-- Data shown start --
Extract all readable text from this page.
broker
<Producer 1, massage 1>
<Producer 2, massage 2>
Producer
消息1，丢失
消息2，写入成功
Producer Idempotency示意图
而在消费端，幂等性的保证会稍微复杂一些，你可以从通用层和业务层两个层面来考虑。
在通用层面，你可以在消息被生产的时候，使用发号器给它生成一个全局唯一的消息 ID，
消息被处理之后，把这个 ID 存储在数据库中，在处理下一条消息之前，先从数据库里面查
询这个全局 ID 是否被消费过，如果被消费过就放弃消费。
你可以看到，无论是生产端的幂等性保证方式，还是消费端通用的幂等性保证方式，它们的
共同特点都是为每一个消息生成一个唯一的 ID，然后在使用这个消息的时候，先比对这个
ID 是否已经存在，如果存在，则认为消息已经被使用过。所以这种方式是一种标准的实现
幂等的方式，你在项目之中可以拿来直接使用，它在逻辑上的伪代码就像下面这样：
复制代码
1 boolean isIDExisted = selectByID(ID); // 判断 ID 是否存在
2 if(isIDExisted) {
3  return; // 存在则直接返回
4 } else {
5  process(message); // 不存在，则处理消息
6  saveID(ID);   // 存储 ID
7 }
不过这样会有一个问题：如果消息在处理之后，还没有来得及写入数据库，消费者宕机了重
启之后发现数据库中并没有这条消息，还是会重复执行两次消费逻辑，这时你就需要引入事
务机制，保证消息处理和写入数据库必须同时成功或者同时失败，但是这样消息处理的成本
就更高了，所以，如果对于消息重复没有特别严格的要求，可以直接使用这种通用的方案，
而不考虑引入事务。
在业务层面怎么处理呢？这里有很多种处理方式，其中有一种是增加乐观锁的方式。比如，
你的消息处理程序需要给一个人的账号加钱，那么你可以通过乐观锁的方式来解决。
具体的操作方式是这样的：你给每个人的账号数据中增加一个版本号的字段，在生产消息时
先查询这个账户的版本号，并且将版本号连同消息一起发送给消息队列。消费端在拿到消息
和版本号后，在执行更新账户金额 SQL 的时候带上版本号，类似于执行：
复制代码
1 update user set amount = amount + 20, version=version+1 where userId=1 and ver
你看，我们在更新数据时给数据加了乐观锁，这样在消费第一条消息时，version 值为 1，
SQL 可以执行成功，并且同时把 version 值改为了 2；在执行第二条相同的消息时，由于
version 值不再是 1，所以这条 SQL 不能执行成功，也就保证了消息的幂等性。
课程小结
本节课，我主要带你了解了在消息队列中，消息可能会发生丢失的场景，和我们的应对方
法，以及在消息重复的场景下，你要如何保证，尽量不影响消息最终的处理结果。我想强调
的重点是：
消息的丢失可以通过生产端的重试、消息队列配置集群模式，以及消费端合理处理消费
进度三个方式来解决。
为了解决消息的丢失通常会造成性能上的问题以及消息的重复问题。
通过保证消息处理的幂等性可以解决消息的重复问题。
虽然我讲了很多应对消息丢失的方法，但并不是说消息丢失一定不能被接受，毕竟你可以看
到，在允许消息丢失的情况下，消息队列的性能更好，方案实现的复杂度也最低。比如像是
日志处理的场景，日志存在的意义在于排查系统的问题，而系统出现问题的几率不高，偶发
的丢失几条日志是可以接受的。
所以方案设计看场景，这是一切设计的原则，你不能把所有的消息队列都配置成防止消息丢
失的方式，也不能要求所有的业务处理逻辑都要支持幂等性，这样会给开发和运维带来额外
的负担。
-- Data shown end --
**Exercise task**
Copy each line of the records above that carries the word "massage".

**Full output**
<Producer 1, massage 1>
<Producer 2, massage 2>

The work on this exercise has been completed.